■ **What you are asked to do**: Identify all lines of the data containing the string "icon" and copy them.

Start of Data entries

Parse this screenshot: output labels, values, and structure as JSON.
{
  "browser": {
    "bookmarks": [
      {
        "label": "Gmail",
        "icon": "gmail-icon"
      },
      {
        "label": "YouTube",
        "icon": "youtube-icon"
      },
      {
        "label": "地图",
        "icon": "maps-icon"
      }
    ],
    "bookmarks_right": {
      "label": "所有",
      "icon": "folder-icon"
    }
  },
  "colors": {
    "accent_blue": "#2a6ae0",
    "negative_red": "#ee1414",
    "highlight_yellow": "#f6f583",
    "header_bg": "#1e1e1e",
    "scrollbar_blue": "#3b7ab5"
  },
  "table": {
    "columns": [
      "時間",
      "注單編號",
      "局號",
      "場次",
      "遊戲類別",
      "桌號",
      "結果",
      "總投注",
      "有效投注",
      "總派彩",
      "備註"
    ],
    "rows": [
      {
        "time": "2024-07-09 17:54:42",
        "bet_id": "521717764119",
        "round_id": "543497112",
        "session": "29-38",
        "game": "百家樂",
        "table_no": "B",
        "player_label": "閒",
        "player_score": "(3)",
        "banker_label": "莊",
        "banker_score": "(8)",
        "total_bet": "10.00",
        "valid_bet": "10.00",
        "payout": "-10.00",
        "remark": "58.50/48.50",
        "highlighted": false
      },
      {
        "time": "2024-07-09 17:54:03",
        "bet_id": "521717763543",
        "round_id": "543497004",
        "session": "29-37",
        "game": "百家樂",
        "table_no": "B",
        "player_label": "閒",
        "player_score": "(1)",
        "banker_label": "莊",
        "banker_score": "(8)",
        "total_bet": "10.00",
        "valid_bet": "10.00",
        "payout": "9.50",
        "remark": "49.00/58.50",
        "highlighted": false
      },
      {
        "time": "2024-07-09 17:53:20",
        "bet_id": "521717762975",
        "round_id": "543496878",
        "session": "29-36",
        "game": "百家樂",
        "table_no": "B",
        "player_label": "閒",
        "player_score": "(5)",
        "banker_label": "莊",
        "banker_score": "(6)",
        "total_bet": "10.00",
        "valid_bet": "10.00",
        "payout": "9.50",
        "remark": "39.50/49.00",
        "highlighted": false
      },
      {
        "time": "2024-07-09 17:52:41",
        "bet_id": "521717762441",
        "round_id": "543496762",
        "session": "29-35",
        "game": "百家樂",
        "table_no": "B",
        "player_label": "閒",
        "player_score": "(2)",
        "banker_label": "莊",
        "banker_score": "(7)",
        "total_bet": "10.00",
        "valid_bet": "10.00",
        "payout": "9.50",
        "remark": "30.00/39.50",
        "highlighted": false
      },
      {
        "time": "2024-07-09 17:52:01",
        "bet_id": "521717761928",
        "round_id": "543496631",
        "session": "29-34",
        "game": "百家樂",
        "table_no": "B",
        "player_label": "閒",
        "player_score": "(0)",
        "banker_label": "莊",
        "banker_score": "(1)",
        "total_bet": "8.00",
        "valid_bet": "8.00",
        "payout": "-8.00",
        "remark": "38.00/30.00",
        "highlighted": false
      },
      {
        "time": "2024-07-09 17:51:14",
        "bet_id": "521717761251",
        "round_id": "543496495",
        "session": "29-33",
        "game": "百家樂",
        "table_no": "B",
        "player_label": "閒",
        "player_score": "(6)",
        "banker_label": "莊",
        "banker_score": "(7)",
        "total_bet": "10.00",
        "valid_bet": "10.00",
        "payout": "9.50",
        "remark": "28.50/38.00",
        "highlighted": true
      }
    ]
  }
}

End of Data entries

■ **Result of this task**:
        "icon": "gmail-icon"
        "icon": "youtube-icon"
        "icon": "maps-icon"
      "icon": "folder-icon"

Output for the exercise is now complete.